Given problem: The records that follow should be retyped word for word.
-=-=-
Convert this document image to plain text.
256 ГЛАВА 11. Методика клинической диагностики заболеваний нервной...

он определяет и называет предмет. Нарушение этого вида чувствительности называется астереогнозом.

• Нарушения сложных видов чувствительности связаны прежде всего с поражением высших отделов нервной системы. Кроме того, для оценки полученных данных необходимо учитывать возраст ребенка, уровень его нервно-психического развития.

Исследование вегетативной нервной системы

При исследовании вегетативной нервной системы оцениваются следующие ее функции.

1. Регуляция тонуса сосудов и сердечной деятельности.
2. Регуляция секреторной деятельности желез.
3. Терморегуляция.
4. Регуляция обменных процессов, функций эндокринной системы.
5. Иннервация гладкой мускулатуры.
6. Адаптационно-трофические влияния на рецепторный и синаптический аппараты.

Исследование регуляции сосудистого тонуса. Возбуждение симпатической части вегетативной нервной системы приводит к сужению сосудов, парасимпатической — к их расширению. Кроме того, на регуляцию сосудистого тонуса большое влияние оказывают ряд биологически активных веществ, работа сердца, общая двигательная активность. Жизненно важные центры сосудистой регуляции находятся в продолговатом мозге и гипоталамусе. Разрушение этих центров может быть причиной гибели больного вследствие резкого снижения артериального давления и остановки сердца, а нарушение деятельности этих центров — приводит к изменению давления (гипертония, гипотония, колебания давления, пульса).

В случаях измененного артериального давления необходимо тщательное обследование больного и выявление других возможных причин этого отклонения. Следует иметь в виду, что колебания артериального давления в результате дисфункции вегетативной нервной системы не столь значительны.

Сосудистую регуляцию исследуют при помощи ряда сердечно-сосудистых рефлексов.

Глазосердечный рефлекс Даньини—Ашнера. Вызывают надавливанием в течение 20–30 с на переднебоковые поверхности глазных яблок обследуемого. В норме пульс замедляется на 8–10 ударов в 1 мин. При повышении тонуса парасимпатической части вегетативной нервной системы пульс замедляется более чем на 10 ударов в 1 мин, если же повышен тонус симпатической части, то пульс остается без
-=-=-
In response:
Convert this document image to plain text.
256 ГЛАВА 11. Методика клинической диагностики заболеваний нервной...

он определяет и называет предмет. Нарушение этого вида чувствительности называется астереогнозом.

• Нарушения сложных видов чувствительности связаны прежде всего с поражением высших отделов нервной системы. Кроме того, для оценки полученных данных необходимо учитывать возраст ребенка, уровень его нервно-психического развития.

Исследование вегетативной нервной системы

При исследовании вегетативной нервной системы оцениваются следующие ее функции.

1. Регуляция тонуса сосудов и сердечной деятельности.
2. Регуляция секреторной деятельности желез.
3. Терморегуляция.
4. Регуляция обменных процессов, функций эндокринной системы.
5. Иннервация гладкой мускулатуры.
6. Адаптационно-трофические влияния на рецепторный и синаптический аппараты.

Исследование регуляции сосудистого тонуса. Возбуждение симпатической части вегетативной нервной системы приводит к сужению сосудов, парасимпатической — к их расширению. Кроме того, на регуляцию сосудистого тонуса большое влияние оказывают ряд биологически активных веществ, работа сердца, общая двигательная активность. Жизненно важные центры сосудистой регуляции находятся в продолговатом мозге и гипоталамусе. Разрушение этих центров может быть причиной гибели больного вследствие резкого снижения артериального давления и остановки сердца, а нарушение деятельности этих центров — приводит к изменению давления (гипертония, гипотония, колебания давления, пульса).

В случаях измененного артериального давления необходимо тщательное обследование больного и выявление других возможных причин этого отклонения. Следует иметь в виду, что колебания артериального давления в результате дисфункции вегетативной нервной системы не столь значительны.

Сосудистую регуляцию исследуют при помощи ряда сердечно-сосудистых рефлексов.

Глазосердечный рефлекс Даньини—Ашнера. Вызывают надавливанием в течение 20–30 с на переднебоковые поверхности глазных яблок обследуемого. В норме пульс замедляется на 8–10 ударов в 1 мин. При повышении тонуса парасимпатической части вегетативной нервной системы пульс замедляется более чем на 10 ударов в 1 мин, если же повышен тонус симпатической части, то пульс остается без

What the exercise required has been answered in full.